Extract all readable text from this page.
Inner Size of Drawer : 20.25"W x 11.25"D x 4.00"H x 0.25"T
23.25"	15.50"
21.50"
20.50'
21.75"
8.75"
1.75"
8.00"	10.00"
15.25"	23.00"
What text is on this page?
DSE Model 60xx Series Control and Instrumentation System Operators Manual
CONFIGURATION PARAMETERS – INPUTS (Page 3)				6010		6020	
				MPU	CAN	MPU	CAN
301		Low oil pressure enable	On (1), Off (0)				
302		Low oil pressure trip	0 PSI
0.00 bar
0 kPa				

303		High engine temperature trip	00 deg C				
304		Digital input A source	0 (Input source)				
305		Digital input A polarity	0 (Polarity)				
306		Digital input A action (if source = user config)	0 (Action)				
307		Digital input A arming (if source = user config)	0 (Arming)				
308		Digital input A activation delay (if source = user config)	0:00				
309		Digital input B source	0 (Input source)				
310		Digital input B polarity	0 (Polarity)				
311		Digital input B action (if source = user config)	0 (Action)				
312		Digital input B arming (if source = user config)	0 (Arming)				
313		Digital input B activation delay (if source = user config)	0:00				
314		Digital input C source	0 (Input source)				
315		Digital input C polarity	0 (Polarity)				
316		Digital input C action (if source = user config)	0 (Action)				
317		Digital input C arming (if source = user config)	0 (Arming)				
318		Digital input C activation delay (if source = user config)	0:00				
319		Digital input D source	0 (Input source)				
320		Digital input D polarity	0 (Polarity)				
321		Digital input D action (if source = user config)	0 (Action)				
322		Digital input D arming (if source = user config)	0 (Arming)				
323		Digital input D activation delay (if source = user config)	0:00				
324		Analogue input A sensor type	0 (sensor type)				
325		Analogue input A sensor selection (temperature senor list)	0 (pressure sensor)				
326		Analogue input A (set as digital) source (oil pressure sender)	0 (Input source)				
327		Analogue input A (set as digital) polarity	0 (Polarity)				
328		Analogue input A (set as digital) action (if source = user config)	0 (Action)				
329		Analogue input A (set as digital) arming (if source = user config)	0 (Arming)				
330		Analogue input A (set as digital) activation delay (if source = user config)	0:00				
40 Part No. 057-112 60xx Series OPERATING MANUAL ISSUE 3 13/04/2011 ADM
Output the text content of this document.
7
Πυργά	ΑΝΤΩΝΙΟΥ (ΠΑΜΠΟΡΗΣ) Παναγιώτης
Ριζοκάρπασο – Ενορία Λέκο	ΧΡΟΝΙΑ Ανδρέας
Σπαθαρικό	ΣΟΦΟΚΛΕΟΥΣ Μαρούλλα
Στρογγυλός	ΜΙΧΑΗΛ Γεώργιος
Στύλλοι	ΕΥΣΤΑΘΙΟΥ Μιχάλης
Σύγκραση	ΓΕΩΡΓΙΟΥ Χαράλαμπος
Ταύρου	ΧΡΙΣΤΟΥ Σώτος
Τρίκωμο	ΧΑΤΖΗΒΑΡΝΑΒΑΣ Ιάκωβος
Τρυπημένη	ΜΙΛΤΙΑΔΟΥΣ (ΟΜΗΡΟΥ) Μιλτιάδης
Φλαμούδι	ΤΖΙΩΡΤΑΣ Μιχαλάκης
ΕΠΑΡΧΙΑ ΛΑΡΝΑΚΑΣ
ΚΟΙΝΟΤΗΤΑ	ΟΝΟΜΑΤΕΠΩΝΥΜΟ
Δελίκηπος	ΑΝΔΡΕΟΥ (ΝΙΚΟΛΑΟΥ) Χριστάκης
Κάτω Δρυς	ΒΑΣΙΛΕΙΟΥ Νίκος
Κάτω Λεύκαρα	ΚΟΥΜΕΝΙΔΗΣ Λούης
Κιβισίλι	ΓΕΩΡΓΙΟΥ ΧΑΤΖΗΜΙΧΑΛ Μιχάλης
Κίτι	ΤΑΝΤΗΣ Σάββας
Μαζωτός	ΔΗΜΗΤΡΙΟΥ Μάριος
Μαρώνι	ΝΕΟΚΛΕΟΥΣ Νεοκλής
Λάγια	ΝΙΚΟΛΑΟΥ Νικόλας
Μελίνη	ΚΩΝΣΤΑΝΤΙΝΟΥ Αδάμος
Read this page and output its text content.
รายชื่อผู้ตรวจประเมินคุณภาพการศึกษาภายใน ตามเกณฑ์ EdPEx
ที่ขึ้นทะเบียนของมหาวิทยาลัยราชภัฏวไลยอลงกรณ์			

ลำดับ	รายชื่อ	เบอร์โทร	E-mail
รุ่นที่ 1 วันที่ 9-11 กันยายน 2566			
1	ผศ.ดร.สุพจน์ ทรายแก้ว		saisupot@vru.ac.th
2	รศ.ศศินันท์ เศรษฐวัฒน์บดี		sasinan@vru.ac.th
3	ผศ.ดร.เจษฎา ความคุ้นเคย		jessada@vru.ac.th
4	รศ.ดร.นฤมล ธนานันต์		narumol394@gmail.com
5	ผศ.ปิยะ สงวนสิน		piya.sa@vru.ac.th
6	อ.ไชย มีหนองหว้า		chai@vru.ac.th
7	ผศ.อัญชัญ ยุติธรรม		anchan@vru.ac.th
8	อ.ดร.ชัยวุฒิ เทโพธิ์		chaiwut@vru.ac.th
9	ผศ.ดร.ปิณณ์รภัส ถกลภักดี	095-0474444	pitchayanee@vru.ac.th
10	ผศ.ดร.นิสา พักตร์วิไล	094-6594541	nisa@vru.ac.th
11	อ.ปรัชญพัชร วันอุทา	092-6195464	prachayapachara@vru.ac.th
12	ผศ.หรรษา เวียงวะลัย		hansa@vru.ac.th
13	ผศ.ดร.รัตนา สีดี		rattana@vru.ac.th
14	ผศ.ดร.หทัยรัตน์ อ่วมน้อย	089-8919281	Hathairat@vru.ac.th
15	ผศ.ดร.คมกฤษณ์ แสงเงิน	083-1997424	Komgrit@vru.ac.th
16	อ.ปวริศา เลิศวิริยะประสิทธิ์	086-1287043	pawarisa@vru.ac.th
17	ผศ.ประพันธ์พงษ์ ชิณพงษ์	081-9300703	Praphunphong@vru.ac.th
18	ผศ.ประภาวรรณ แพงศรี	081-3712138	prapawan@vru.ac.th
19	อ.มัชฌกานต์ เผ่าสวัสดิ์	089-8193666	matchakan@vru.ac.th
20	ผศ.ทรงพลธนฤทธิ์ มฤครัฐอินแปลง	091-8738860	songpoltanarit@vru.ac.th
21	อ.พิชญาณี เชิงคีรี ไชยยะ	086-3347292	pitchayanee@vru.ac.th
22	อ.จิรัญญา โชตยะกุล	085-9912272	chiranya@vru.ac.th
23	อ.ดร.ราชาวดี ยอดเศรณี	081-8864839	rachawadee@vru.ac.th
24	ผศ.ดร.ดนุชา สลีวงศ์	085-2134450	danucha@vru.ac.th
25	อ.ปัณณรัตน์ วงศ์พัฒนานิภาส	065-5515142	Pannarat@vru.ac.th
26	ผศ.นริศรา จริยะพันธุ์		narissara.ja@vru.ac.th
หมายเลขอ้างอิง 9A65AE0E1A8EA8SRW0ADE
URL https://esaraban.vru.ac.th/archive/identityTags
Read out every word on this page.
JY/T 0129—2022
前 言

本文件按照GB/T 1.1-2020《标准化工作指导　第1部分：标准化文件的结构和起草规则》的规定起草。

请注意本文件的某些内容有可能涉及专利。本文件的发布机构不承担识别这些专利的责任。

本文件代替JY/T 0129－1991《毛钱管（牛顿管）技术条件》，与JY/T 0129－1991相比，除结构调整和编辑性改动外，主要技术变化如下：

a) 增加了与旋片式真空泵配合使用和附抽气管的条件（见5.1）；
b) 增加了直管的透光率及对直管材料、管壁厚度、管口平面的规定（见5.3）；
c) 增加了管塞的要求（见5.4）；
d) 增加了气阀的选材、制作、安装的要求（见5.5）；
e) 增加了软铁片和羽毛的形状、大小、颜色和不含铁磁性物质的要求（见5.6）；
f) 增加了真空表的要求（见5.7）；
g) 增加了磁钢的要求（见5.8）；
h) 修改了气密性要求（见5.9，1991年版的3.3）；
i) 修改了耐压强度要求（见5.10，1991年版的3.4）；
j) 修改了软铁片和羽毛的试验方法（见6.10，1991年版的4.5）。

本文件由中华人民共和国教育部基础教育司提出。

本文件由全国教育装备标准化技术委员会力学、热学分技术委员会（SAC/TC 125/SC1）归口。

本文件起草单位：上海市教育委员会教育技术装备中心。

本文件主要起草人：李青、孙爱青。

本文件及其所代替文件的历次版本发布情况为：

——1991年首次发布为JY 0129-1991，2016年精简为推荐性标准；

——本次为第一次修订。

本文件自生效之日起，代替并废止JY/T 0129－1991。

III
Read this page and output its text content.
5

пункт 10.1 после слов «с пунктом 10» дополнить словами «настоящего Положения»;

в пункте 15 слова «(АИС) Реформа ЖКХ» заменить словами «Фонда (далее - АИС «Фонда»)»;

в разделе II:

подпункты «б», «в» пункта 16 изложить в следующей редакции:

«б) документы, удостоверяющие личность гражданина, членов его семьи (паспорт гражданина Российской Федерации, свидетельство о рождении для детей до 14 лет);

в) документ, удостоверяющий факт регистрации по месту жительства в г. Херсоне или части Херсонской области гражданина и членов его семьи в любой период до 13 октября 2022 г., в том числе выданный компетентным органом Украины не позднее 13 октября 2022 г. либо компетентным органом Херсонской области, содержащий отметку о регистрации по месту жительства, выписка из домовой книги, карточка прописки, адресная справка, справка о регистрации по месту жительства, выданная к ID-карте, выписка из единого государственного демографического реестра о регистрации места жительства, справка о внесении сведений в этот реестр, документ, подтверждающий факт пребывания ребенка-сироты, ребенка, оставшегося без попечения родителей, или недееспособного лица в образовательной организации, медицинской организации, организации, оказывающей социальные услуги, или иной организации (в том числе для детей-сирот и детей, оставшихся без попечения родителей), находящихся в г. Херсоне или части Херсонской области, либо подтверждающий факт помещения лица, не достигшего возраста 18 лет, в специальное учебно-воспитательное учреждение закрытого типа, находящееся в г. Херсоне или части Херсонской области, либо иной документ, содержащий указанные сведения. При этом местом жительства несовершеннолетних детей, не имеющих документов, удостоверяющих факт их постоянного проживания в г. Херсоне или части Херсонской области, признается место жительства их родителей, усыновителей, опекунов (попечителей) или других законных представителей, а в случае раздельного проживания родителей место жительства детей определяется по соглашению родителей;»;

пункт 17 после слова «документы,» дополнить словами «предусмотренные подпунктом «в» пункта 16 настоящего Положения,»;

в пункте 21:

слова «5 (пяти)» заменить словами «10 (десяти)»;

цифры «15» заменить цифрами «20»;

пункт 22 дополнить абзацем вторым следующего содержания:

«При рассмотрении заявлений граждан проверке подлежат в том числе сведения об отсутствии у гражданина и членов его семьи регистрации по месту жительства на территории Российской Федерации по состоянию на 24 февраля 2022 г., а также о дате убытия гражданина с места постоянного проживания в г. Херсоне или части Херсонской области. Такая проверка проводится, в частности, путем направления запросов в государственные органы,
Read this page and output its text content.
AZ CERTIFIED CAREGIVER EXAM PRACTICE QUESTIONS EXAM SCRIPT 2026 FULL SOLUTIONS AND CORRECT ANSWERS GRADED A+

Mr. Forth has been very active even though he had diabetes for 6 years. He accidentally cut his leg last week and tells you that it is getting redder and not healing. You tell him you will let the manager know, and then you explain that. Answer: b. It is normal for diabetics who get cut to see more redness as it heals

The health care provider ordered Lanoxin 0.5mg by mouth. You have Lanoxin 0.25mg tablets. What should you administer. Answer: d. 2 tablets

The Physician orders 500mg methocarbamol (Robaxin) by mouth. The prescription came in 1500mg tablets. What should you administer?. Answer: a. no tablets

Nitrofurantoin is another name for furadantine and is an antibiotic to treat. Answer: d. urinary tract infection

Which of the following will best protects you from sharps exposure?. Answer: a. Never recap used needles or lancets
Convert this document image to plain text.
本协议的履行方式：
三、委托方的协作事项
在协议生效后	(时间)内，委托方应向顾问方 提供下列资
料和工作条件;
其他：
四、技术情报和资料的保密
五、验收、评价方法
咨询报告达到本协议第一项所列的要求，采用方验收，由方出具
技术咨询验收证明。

* * * *

__TO DO__
Find the lines above holding the word "Положения" and show them.

__TASK RESPONSE__
пункт 10.1 после слов «с пунктом 10» дополнить словами «настоящего Положения»;
пункт 17 после слова «документы,» дополнить словами «предусмотренные подпунктом «в» пункта 16 настоящего Положения,»;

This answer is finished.